§ WHAT IS NEEDED: Exactly as given, repeat all of the entries.
================
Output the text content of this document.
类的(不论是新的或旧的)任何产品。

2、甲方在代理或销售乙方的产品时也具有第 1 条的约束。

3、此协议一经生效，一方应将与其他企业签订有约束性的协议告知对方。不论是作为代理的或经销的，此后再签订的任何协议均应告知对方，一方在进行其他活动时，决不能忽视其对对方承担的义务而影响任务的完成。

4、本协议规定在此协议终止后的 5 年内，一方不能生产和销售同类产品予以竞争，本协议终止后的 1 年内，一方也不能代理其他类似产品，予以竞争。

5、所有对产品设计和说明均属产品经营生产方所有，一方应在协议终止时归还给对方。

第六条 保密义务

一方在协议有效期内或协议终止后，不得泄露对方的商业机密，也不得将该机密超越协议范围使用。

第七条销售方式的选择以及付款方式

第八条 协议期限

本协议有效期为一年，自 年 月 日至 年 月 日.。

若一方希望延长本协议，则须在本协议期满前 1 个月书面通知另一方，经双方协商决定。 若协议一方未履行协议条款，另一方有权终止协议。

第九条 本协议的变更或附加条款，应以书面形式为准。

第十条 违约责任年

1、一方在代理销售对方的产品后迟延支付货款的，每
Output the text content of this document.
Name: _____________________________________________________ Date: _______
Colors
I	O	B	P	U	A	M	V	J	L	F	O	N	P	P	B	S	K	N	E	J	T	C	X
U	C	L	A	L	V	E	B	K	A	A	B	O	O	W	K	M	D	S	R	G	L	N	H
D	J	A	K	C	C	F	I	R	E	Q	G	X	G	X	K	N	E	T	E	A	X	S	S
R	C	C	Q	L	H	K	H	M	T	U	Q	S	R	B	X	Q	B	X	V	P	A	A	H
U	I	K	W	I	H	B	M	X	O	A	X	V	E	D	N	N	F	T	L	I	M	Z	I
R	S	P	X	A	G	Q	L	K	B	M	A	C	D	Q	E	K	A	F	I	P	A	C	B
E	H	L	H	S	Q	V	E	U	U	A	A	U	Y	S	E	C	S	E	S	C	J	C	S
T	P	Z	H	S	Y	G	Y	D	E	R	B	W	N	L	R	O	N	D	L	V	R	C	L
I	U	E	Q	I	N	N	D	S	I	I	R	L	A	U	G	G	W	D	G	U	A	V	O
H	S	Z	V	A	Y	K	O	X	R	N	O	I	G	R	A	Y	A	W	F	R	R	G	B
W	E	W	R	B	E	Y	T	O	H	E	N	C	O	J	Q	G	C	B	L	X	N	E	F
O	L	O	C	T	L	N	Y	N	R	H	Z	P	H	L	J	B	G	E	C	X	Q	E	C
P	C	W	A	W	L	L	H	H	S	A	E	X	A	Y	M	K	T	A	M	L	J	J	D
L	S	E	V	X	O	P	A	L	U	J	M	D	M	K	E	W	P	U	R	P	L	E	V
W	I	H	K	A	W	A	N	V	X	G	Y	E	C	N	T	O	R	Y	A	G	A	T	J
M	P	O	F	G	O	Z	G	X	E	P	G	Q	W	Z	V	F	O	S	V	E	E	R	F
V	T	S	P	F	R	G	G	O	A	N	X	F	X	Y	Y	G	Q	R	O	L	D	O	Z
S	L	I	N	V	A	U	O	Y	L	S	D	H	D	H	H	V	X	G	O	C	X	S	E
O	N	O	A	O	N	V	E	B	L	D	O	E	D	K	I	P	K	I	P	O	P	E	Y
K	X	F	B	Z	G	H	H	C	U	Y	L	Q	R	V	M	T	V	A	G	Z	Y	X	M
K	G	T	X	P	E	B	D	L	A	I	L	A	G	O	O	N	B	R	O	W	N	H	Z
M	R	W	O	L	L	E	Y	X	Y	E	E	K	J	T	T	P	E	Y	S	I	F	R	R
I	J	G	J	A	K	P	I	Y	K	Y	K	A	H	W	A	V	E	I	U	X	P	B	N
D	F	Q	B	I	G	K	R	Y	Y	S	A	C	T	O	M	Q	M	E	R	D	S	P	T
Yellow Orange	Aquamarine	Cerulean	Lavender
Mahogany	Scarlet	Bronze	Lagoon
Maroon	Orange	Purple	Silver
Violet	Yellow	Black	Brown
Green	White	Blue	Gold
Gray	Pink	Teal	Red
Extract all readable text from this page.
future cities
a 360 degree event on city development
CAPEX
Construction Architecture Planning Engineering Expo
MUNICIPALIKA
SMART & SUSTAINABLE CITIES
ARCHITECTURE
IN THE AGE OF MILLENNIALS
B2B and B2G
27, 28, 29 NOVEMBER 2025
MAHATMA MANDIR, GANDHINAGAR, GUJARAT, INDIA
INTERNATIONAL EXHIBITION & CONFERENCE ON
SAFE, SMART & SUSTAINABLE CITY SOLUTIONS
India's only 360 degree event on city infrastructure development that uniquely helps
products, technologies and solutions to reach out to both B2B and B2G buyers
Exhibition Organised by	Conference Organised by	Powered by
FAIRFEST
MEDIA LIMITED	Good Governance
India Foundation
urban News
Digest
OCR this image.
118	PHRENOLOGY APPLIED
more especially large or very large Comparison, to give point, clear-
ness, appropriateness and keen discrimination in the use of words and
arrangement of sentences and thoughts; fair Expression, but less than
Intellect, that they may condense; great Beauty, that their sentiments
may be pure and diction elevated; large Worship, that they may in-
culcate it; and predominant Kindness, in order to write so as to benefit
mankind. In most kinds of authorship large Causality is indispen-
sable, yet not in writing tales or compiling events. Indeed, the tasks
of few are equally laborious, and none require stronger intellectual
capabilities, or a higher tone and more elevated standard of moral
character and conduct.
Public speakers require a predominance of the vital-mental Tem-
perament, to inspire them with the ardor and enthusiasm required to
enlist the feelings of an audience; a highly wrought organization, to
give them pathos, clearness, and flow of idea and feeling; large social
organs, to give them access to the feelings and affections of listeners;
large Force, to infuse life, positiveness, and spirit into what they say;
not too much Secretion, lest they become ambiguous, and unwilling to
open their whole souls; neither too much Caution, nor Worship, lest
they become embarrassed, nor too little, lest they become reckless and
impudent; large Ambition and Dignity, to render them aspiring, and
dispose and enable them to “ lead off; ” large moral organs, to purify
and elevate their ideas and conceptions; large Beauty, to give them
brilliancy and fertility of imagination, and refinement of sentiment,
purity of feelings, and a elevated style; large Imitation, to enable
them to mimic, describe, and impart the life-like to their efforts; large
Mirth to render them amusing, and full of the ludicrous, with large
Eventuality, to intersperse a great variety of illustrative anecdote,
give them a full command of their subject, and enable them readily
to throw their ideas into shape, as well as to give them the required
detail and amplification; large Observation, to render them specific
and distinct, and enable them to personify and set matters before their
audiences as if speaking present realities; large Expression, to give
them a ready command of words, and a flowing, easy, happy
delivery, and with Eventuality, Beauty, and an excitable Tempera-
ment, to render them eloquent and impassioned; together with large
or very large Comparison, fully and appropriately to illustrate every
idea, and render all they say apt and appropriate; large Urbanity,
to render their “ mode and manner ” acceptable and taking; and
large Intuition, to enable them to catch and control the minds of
================
§ WRITTEN RESPONSE:
Output the text content of this document.
类的(不论是新的或旧的)任何产品。

2、甲方在代理或销售乙方的产品时也具有第 1 条的约束。

3、此协议一经生效，一方应将与其他企业签订有约束性的协议告知对方。不论是作为代理的或经销的，此后再签订的任何协议均应告知对方，一方在进行其他活动时，决不能忽视其对对方承担的义务而影响任务的完成。

4、本协议规定在此协议终止后的 5 年内，一方不能生产和销售同类产品予以竞争，本协议终止后的 1 年内，一方也不能代理其他类似产品，予以竞争。

5、所有对产品设计和说明均属产品经营生产方所有，一方应在协议终止时归还给对方。

第六条 保密义务

一方在协议有效期内或协议终止后，不得泄露对方的商业机密，也不得将该机密超越协议范围使用。

第七条销售方式的选择以及付款方式

第八条 协议期限

本协议有效期为一年，自 年 月 日至 年 月 日.。

若一方希望延长本协议，则须在本协议期满前 1 个月书面通知另一方，经双方协商决定。 若协议一方未履行协议条款，另一方有权终止协议。

第九条 本协议的变更或附加条款，应以书面形式为准。

第十条 违约责任年

1、一方在代理销售对方的产品后迟延支付货款的，每
Output the text content of this document.
Name: _____________________________________________________ Date: _______
Colors
I	O	B	P	U	A	M	V	J	L	F	O	N	P	P	B	S	K	N	E	J	T	C	X
U	C	L	A	L	V	E	B	K	A	A	B	O	O	W	K	M	D	S	R	G	L	N	H
D	J	A	K	C	C	F	I	R	E	Q	G	X	G	X	K	N	E	T	E	A	X	S	S
R	C	C	Q	L	H	K	H	M	T	U	Q	S	R	B	X	Q	B	X	V	P	A	A	H
U	I	K	W	I	H	B	M	X	O	A	X	V	E	D	N	N	F	T	L	I	M	Z	I
R	S	P	X	A	G	Q	L	K	B	M	A	C	D	Q	E	K	A	F	I	P	A	C	B
E	H	L	H	S	Q	V	E	U	U	A	A	U	Y	S	E	C	S	E	S	C	J	C	S
T	P	Z	H	S	Y	G	Y	D	E	R	B	W	N	L	R	O	N	D	L	V	R	C	L
I	U	E	Q	I	N	N	D	S	I	I	R	L	A	U	G	G	W	D	G	U	A	V	O
H	S	Z	V	A	Y	K	O	X	R	N	O	I	G	R	A	Y	A	W	F	R	R	G	B
W	E	W	R	B	E	Y	T	O	H	E	N	C	O	J	Q	G	C	B	L	X	N	E	F
O	L	O	C	T	L	N	Y	N	R	H	Z	P	H	L	J	B	G	E	C	X	Q	E	C
P	C	W	A	W	L	L	H	H	S	A	E	X	A	Y	M	K	T	A	M	L	J	J	D
L	S	E	V	X	O	P	A	L	U	J	M	D	M	K	E	W	P	U	R	P	L	E	V
W	I	H	K	A	W	A	N	V	X	G	Y	E	C	N	T	O	R	Y	A	G	A	T	J
M	P	O	F	G	O	Z	G	X	E	P	G	Q	W	Z	V	F	O	S	V	E	E	R	F
V	T	S	P	F	R	G	G	O	A	N	X	F	X	Y	Y	G	Q	R	O	L	D	O	Z
S	L	I	N	V	A	U	O	Y	L	S	D	H	D	H	H	V	X	G	O	C	X	S	E
O	N	O	A	O	N	V	E	B	L	D	O	E	D	K	I	P	K	I	P	O	P	E	Y
K	X	F	B	Z	G	H	H	C	U	Y	L	Q	R	V	M	T	V	A	G	Z	Y	X	M
K	G	T	X	P	E	B	D	L	A	I	L	A	G	O	O	N	B	R	O	W	N	H	Z
M	R	W	O	L	L	E	Y	X	Y	E	E	K	J	T	T	P	E	Y	S	I	F	R	R
I	J	G	J	A	K	P	I	Y	K	Y	K	A	H	W	A	V	E	I	U	X	P	B	N
D	F	Q	B	I	G	K	R	Y	Y	S	A	C	T	O	M	Q	M	E	R	D	S	P	T
Yellow Orange	Aquamarine	Cerulean	Lavender
Mahogany	Scarlet	Bronze	Lagoon
Maroon	Orange	Purple	Silver
Violet	Yellow	Black	Brown
Green	White	Blue	Gold
Gray	Pink	Teal	Red
Extract all readable text from this page.
future cities
a 360 degree event on city development
CAPEX
Construction Architecture Planning Engineering Expo
MUNICIPALIKA
SMART & SUSTAINABLE CITIES
ARCHITECTURE
IN THE AGE OF MILLENNIALS
B2B and B2G
27, 28, 29 NOVEMBER 2025
MAHATMA MANDIR, GANDHINAGAR, GUJARAT, INDIA
INTERNATIONAL EXHIBITION & CONFERENCE ON
SAFE, SMART & SUSTAINABLE CITY SOLUTIONS
India's only 360 degree event on city infrastructure development that uniquely helps
products, technologies and solutions to reach out to both B2B and B2G buyers
Exhibition Organised by	Conference Organised by	Powered by
FAIRFEST
MEDIA LIMITED	Good Governance
India Foundation
urban News
Digest
OCR this image.
118	PHRENOLOGY APPLIED
more especially large or very large Comparison, to give point, clear-
ness, appropriateness and keen discrimination in the use of words and
arrangement of sentences and thoughts; fair Expression, but less than
Intellect, that they may condense; great Beauty, that their sentiments
may be pure and diction elevated; large Worship, that they may in-
culcate it; and predominant Kindness, in order to write so as to benefit
mankind. In most kinds of authorship large Causality is indispen-
sable, yet not in writing tales or compiling events. Indeed, the tasks
of few are equally laborious, and none require stronger intellectual
capabilities, or a higher tone and more elevated standard of moral
character and conduct.
Public speakers require a predominance of the vital-mental Tem-
perament, to inspire them with the ardor and enthusiasm required to
enlist the feelings of an audience; a highly wrought organization, to
give them pathos, clearness, and flow of idea and feeling; large social
organs, to give them access to the feelings and affections of listeners;
large Force, to infuse life, positiveness, and spirit into what they say;
not too much Secretion, lest they become ambiguous, and unwilling to
open their whole souls; neither too much Caution, nor Worship, lest
they become embarrassed, nor too little, lest they become reckless and
impudent; large Ambition and Dignity, to render them aspiring, and
dispose and enable them to “ lead off; ” large moral organs, to purify
and elevate their ideas and conceptions; large Beauty, to give them
brilliancy and fertility of imagination, and refinement of sentiment,
purity of feelings, and a elevated style; large Imitation, to enable
them to mimic, describe, and impart the life-like to their efforts; large
Mirth to render them amusing, and full of the ludicrous, with large
Eventuality, to intersperse a great variety of illustrative anecdote,
give them a full command of their subject, and enable them readily
to throw their ideas into shape, as well as to give them the required
detail and amplification; large Observation, to render them specific
and distinct, and enable them to personify and set matters before their
audiences as if speaking present realities; large Expression, to give
them a ready command of words, and a flowing, easy, happy
delivery, and with Eventuality, Beauty, and an excitable Tempera-
ment, to render them eloquent and impassioned; together with large
or very large Comparison, fully and appropriately to illustrate every
idea, and render all they say apt and appropriate; large Urbanity,
to render their “ mode and manner ” acceptable and taking; and
large Intuition, to enable them to catch and control the minds of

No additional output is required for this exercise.